>> begin

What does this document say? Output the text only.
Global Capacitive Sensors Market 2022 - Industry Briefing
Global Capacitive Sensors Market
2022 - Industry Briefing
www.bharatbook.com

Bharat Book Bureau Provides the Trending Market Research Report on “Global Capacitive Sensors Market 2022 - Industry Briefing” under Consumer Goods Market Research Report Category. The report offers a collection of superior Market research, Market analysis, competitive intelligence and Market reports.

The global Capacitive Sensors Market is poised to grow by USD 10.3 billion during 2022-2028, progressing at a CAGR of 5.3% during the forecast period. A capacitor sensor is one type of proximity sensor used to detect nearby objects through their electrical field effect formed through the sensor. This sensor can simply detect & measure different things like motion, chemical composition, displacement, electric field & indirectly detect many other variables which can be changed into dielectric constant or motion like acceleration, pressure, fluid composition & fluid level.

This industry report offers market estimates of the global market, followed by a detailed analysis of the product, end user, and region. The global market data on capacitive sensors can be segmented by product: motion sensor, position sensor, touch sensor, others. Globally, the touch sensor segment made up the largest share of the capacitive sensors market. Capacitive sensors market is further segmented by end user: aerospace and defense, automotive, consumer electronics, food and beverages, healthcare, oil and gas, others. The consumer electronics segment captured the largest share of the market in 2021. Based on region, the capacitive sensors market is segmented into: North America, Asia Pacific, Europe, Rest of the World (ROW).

>> end

_The problem_
Transcribe the material exactly as it reads.

_Exercise solution_
What does this document say? Output the text only.
Global Capacitive Sensors Market 2022 - Industry Briefing
Global Capacitive Sensors Market
2022 - Industry Briefing
www.bharatbook.com

Bharat Book Bureau Provides the Trending Market Research Report on “Global Capacitive Sensors Market 2022 - Industry Briefing” under Consumer Goods Market Research Report Category. The report offers a collection of superior Market research, Market analysis, competitive intelligence and Market reports.

The global Capacitive Sensors Market is poised to grow by USD 10.3 billion during 2022-2028, progressing at a CAGR of 5.3% during the forecast period. A capacitor sensor is one type of proximity sensor used to detect nearby objects through their electrical field effect formed through the sensor. This sensor can simply detect & measure different things like motion, chemical composition, displacement, electric field & indirectly detect many other variables which can be changed into dielectric constant or motion like acceleration, pressure, fluid composition & fluid level.

This industry report offers market estimates of the global market, followed by a detailed analysis of the product, end user, and region. The global market data on capacitive sensors can be segmented by product: motion sensor, position sensor, touch sensor, others. Globally, the touch sensor segment made up the largest share of the capacitive sensors market. Capacitive sensors market is further segmented by end user: aerospace and defense, automotive, consumer electronics, food and beverages, healthcare, oil and gas, others. The consumer electronics segment captured the largest share of the market in 2021. Based on region, the capacitive sensors market is segmented into: North America, Asia Pacific, Europe, Rest of the World (ROW).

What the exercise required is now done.